--- START OF Material ---
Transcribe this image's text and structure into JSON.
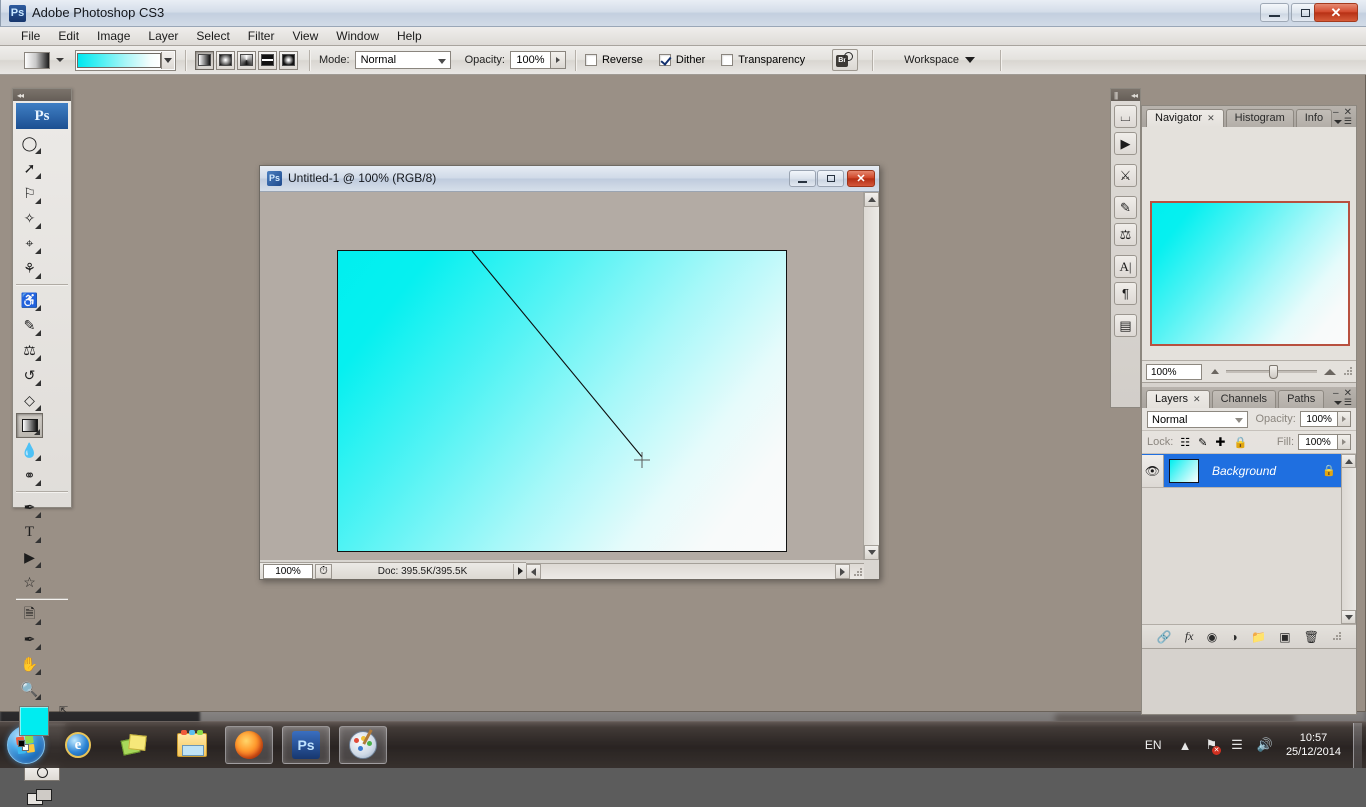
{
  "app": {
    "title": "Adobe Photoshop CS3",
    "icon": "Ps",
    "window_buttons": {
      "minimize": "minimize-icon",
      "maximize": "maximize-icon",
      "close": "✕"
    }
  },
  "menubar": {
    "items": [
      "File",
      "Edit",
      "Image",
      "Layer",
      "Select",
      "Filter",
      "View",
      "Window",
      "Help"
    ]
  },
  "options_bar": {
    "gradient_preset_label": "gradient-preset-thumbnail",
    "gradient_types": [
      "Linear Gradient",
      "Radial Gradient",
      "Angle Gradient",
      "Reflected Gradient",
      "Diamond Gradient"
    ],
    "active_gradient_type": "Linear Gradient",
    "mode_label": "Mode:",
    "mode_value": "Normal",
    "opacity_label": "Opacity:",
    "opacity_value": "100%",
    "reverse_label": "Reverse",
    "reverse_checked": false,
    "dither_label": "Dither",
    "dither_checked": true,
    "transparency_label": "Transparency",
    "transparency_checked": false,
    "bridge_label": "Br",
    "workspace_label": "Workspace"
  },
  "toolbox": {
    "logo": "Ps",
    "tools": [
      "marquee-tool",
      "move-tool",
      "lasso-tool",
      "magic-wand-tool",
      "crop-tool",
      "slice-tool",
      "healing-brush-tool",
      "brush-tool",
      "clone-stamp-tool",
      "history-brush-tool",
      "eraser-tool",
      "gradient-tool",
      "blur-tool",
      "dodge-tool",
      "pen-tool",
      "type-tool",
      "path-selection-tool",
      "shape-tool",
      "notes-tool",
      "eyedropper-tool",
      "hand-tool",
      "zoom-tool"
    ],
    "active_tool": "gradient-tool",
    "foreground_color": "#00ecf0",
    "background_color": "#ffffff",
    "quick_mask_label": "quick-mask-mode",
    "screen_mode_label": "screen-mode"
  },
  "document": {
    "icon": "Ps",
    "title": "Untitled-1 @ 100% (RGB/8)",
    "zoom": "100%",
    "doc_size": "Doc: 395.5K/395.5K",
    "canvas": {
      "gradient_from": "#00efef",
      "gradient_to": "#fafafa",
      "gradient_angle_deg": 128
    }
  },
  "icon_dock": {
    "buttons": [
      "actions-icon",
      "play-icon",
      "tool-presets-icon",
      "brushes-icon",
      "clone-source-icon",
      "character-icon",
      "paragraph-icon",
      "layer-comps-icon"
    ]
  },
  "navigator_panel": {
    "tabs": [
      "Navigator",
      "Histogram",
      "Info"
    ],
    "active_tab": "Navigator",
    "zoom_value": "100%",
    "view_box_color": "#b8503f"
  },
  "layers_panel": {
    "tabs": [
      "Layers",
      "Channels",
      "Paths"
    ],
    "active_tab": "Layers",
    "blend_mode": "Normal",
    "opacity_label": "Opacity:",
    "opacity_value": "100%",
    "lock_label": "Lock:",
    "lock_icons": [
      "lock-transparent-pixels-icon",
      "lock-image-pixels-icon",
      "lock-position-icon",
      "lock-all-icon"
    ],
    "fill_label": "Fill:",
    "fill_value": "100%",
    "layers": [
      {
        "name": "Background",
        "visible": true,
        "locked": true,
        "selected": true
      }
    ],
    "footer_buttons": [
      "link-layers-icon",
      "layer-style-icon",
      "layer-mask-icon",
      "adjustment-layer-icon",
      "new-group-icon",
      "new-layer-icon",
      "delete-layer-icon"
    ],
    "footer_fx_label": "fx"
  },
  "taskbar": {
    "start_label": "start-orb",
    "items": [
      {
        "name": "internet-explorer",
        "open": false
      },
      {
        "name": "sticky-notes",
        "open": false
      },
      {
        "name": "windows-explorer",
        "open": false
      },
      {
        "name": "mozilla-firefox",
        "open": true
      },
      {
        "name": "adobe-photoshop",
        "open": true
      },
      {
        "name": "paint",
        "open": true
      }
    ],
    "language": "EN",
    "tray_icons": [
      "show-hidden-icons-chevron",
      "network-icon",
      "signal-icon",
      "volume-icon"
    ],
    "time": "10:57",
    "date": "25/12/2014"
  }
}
--- END OF Material ---
--- START OF Material ---
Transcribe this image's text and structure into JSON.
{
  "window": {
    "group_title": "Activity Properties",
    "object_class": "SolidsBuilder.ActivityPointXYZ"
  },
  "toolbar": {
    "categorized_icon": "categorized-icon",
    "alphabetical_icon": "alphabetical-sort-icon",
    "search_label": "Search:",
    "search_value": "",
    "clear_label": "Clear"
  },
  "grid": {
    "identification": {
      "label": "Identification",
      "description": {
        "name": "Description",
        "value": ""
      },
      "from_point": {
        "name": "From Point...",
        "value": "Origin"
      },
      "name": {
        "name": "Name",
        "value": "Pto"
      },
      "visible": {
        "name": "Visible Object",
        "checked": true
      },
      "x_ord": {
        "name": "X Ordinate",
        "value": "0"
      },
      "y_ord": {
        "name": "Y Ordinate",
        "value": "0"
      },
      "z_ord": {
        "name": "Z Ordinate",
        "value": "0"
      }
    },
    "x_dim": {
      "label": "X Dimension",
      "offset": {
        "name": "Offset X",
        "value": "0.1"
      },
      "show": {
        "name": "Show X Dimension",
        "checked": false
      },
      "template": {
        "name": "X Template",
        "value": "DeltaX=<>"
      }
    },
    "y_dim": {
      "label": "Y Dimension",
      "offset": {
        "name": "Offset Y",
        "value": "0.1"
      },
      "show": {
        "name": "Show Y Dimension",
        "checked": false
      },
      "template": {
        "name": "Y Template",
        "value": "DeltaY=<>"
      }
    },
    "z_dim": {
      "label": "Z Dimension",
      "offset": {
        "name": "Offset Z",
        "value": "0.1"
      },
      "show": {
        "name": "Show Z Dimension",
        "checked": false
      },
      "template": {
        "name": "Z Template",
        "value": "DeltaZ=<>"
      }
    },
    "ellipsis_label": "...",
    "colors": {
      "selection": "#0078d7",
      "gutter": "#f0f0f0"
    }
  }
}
--- END OF Material ---
(Prompt): Report only how many lines in the records contain the word "Linear".

(Full output): 2